## BEGIN Exercise material

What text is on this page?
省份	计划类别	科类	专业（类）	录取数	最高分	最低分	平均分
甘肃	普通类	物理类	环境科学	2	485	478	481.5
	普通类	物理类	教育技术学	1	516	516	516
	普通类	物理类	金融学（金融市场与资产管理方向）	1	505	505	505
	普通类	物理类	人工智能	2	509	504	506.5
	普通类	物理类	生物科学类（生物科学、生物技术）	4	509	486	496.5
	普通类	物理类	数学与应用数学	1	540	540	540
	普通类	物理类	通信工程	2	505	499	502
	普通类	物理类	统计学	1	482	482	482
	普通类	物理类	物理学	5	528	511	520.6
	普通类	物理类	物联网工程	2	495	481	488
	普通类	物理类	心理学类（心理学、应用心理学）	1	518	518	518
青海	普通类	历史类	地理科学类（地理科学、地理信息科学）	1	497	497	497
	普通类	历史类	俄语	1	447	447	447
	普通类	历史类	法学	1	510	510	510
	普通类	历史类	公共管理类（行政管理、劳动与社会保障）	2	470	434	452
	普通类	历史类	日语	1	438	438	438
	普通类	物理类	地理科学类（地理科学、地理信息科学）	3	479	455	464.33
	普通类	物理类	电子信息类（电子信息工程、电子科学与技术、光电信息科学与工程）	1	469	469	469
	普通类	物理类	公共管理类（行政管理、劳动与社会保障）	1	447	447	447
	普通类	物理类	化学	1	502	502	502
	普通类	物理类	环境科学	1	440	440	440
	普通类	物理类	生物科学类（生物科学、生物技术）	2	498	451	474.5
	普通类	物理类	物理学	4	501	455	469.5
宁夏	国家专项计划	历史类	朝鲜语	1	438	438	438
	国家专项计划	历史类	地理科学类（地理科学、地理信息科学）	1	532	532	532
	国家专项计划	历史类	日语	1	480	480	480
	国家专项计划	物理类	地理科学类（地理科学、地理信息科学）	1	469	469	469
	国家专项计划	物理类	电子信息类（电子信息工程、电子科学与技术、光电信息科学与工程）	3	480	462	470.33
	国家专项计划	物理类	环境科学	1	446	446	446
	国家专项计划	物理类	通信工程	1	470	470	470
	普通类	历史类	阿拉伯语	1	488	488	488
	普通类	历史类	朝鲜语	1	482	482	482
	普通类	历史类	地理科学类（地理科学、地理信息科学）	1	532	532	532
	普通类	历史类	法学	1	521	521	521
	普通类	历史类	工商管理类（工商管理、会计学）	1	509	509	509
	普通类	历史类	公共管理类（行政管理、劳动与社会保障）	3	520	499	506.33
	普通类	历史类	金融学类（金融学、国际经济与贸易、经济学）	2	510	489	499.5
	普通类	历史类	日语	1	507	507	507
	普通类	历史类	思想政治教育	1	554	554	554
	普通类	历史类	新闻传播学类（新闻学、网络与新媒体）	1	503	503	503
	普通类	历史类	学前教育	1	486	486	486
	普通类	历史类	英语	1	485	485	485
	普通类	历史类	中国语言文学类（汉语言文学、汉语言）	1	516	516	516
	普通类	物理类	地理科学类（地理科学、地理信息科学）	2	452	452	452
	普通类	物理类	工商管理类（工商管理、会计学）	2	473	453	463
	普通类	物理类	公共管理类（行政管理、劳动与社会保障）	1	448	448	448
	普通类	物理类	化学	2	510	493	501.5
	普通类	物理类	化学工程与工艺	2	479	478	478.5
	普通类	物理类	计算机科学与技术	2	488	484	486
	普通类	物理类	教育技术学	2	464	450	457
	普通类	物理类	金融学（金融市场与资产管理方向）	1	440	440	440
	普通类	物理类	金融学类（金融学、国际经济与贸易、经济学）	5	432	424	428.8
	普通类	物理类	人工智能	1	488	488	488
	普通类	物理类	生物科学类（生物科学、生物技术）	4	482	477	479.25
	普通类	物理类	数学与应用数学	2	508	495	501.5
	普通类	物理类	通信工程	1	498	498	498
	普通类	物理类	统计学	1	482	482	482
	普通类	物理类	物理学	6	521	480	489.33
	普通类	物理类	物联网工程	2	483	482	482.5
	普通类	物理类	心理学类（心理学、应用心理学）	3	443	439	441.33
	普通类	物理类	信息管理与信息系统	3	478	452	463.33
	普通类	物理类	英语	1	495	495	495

## END Exercise material

• **Task details**
Where a line in the material above holds "地理科学类", copy that line.

• **Task solution**
青海	普通类	历史类	地理科学类（地理科学、地理信息科学）	1	497	497	497
	普通类	物理类	地理科学类（地理科学、地理信息科学）	3	479	455	464.33
	国家专项计划	历史类	地理科学类（地理科学、地理信息科学）	1	532	532	532
	国家专项计划	物理类	地理科学类（地理科学、地理信息科学）	1	469	469	469
	普通类	历史类	地理科学类（地理科学、地理信息科学）	1	532	532	532
	普通类	物理类	地理科学类（地理科学、地理信息科学）	2	452	452	452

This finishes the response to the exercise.